* **TÂCHES À FAIRE**:
1. Dans le texte sur la mémoire des bombardements, combien d'initiatives comptait le programme de la Semaine de la Mémoire ?
2. Rédigez la suite du texte sur la mémoire des bombardements, à partir de sa dernière phrase.
----- TEXTE CITÉ
Mémoires croisées des bombardements : perspectives locales franco-allemandes ( Rouen, Hanovre, Caen, Würzburg) 19 septembre 2016

Cette conférence a été donnée par Pierre Bergel (ESO-Caen, Université de Caen Normandie) et Corinne Bouillot (ERIAC, Université de Rouen) dans le cadre de la deuxième édition de la Semaine de la Mémoire qui s'est déroulée à Caen du 19 au 23 septembre 2016. Le programme comptait plus de 30 initiatives allant de la conférence grand public aux ateliers d’expériences grand public voire à des projections de films et des manifestations liant art et science. La MRSH, Cyceron, B2V, le Mémorial de Caen et Relais d’sciences, centre de culture scientifique et technique, se sont associés pour cette semaine de la mémoire. Cette démarche est conçue dans un esprit d’association large où chaque institution, chaque entité, apporte son concours et garde toute son initiative et son indépendance.

 

À travers l’exemple des villes jumelées Rouen-Hanovre et Caen-Würzburg, cette communication explorera les comparaisons entre les formes locales qu’ont pris les constructions mémorielles (monuments, commémorations, symboles) depuis la fin de la seconde guerre mondiale, dans un pays vaincu et dans un pays bombardé par ses propres alliés. S’appuyant sur une recherche dans les archives municipales des quatre villes étudiées, elle discutera de la pertinence d’une hypothèse souvent avancée à propos de la mémoire des bombardements et des reconstructions : celle d’un déni ou d’une amnésie de la part des populations résidant dans les villes concernées.
----------
----- LISTING FOURNI
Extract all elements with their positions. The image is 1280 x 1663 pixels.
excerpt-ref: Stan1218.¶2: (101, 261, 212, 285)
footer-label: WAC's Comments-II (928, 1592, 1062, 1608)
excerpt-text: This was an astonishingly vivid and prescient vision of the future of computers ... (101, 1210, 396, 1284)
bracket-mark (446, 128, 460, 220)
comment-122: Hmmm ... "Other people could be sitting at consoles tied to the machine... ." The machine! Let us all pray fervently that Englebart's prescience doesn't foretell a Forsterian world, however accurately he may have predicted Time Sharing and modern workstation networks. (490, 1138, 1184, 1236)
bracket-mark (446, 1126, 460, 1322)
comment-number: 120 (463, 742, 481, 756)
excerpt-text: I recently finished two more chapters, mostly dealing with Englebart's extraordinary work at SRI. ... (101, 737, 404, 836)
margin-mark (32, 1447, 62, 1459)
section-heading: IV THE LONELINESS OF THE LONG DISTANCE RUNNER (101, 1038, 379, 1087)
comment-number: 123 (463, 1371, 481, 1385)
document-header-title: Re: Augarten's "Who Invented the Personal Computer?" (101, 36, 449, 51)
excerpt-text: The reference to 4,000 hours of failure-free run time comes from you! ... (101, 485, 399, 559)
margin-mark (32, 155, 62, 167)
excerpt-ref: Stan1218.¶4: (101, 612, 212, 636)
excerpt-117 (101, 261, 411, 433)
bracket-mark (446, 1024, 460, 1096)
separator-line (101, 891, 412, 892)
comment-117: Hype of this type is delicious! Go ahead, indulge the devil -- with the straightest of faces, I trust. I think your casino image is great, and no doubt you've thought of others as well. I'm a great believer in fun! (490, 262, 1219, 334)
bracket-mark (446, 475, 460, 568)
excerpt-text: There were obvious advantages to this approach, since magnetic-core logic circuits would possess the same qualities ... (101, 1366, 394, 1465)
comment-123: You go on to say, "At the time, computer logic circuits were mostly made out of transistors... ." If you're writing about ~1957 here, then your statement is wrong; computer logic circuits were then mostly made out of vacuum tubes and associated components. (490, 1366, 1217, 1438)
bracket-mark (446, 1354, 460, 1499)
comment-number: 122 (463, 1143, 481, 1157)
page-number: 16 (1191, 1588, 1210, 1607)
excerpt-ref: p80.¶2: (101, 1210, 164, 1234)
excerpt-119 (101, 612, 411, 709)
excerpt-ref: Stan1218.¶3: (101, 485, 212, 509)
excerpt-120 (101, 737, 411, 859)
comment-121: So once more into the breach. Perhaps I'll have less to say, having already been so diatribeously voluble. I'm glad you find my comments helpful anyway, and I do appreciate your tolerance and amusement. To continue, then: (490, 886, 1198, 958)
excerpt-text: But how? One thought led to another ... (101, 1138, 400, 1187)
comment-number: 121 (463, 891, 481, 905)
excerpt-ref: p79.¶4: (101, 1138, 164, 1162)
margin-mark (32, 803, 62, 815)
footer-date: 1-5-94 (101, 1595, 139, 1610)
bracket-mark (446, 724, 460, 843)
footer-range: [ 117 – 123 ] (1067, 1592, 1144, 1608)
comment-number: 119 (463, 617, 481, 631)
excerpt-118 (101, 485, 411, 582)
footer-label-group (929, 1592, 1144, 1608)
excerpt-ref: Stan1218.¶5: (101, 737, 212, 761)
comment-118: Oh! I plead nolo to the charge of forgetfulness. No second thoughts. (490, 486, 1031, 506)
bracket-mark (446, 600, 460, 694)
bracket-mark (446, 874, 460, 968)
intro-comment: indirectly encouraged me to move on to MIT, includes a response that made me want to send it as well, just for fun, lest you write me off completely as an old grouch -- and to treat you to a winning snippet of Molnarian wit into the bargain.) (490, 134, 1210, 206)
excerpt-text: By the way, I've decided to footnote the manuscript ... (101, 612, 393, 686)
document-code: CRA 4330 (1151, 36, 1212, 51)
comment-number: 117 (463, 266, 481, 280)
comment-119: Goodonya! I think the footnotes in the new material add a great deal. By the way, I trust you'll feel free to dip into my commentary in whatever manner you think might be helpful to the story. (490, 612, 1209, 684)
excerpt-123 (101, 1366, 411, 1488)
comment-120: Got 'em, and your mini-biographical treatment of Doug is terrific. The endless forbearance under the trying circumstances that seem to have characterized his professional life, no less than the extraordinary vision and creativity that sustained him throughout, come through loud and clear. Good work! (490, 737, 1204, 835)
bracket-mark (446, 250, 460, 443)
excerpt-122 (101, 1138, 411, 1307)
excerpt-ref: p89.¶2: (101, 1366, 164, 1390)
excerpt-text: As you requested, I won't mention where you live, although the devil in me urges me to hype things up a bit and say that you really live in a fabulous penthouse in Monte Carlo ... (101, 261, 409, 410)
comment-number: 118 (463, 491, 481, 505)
----------
* **RÉPONSES PAR TÂCHE**:
1. Plus de 30 initiatives.

2.
Dans les quatre villes étudiées, les sources semblent plutôt souligner, selon des modalités évidemment diverses mais avec des convergences parfois étonnantes entre la France et l’Allemagne, que les traces mémorielles liées aux bombardements, aux victimes civiles ou aux services de la Défense Passive sont au contraire nombreuses, cela dès la décennie 1950. Ces objets étant mobilisés lors de la mise en place des jumelages franco-allemands à partir de la fin des années cinquante ou au début des années soixante, cette contribution pose en outre la question d’une européanisation, voire d’une universalisation progressive de la  mémoire des bombardements urbains depuis la fin de la seconde guerre mondiale.